◆ Short task
Extract each line from the entries below that has the string "text" in it.

◆ Stored records
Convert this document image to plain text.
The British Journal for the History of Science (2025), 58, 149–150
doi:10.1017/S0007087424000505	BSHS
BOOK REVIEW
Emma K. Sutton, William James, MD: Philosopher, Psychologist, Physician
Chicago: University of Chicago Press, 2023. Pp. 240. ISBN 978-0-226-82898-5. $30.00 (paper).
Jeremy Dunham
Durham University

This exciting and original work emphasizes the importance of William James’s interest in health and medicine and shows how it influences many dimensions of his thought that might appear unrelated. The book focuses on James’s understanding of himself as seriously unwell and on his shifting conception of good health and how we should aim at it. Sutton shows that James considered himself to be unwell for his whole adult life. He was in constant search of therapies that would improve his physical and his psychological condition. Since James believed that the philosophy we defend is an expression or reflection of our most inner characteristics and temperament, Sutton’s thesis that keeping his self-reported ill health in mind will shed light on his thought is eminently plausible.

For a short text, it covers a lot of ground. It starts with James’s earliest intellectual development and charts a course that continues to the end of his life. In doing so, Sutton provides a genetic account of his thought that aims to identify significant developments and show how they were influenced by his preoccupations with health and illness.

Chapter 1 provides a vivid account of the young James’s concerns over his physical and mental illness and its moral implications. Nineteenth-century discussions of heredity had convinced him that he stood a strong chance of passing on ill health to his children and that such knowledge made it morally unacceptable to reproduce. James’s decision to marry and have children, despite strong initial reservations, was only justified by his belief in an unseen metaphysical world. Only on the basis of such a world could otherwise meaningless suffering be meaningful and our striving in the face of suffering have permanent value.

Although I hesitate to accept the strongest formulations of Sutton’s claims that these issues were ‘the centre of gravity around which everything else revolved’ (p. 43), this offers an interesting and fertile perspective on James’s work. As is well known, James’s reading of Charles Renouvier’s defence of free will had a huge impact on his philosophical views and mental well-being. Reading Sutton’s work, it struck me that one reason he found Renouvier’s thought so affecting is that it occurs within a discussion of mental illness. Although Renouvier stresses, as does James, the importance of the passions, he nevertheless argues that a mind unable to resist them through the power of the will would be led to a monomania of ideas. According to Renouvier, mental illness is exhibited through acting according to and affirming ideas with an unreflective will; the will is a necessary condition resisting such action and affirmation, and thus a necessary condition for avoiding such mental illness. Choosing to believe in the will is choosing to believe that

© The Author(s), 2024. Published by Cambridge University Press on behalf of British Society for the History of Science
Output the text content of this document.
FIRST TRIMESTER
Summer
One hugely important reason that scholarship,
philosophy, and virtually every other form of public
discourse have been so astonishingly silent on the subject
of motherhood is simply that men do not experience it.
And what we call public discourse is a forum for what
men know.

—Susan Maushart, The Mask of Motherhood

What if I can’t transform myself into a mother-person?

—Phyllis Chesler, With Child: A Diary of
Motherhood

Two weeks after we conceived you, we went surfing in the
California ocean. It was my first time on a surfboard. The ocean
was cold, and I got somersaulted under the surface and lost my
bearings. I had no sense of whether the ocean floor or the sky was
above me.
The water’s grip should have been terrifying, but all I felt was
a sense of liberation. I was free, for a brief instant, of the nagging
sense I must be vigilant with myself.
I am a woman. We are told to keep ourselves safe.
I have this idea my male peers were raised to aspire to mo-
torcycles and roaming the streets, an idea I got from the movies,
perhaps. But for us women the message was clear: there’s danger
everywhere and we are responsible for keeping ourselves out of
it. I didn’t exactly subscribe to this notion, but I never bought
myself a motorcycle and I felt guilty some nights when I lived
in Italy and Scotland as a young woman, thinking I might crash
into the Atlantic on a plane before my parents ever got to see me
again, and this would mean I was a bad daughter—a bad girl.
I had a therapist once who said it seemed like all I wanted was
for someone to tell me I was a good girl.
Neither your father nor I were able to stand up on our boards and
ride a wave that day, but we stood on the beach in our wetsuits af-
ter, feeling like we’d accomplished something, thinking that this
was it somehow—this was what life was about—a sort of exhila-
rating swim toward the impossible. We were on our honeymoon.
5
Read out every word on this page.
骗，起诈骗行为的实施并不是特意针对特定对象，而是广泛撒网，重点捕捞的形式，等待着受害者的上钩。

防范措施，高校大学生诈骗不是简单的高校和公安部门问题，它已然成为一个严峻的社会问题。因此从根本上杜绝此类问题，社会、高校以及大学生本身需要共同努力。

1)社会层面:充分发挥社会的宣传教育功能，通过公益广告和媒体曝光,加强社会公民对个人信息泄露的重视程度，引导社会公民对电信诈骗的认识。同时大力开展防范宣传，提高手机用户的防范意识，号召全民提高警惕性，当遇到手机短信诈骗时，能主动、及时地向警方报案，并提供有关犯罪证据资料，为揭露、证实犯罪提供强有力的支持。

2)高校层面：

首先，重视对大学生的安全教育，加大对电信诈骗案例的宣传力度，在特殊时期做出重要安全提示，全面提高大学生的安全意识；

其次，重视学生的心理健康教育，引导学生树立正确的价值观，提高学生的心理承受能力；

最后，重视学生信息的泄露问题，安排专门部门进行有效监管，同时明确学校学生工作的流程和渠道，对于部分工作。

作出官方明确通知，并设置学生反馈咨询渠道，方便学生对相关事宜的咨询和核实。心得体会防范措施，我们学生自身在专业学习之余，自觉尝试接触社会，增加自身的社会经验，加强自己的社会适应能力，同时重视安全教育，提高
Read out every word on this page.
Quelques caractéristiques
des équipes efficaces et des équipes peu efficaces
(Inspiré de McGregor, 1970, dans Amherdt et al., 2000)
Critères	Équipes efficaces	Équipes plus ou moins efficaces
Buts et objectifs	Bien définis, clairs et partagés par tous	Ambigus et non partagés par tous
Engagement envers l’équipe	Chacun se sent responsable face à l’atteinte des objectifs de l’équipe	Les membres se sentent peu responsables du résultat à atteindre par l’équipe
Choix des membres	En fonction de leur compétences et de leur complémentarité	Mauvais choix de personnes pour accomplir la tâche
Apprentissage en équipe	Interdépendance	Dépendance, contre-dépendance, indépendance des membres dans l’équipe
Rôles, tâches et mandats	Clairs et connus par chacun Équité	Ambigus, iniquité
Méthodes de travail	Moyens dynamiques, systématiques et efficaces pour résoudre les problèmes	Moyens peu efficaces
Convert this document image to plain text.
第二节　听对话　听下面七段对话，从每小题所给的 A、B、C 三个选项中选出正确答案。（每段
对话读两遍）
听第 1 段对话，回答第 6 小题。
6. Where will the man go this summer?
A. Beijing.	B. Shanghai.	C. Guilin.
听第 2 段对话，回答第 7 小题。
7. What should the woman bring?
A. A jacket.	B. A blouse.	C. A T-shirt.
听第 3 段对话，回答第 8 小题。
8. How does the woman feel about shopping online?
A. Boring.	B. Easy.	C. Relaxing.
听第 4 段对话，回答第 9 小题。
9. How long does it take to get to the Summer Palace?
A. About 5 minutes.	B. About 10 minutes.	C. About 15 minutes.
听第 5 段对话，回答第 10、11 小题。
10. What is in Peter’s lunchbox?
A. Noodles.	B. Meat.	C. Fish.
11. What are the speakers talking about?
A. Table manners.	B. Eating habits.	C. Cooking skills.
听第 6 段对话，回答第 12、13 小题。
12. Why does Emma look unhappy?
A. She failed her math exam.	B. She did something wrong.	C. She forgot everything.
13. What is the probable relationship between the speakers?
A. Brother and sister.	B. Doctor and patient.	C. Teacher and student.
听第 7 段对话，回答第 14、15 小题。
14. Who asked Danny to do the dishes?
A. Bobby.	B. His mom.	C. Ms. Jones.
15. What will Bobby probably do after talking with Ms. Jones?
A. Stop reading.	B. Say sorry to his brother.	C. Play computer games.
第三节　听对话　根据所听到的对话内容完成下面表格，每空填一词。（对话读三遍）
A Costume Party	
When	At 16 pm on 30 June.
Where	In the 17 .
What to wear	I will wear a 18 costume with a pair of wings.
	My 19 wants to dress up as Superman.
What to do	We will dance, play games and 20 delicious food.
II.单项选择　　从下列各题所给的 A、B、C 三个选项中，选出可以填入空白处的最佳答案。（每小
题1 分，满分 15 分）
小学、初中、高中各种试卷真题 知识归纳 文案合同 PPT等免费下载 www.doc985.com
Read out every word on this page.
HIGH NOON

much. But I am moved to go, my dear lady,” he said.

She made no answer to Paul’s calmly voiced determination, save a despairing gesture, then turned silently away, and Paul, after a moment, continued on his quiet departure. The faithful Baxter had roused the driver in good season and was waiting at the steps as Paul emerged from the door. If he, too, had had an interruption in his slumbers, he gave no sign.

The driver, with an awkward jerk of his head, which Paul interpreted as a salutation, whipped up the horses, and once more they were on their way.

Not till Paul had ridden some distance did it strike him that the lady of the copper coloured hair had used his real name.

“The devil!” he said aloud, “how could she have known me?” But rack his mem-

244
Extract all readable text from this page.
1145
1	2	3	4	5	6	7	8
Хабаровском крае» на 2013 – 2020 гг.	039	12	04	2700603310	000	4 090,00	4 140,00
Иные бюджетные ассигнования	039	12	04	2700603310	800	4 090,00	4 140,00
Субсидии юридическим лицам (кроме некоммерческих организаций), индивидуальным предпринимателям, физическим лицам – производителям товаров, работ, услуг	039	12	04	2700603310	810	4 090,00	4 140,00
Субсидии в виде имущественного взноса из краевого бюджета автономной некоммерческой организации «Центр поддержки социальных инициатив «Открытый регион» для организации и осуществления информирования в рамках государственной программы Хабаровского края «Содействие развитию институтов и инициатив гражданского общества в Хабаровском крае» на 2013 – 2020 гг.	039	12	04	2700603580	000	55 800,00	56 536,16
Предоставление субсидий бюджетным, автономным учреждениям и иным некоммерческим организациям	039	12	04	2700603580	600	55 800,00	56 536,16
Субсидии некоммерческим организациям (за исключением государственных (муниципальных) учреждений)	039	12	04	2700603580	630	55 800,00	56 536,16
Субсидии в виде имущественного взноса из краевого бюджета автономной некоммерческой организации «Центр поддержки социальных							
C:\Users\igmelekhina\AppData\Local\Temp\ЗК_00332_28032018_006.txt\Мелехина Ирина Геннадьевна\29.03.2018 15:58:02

◆ Complete answer
Convert this document image to plain text.
For a short text, it covers a lot of ground. It starts with James’s earliest intellectual development and charts a course that continues to the end of his life. In doing so, Sutton provides a genetic account of his thought that aims to identify significant developments and show how they were influenced by his preoccupations with health and illness.
Output the text content of this document.
Convert this document image to plain text.
Extract all readable text from this page.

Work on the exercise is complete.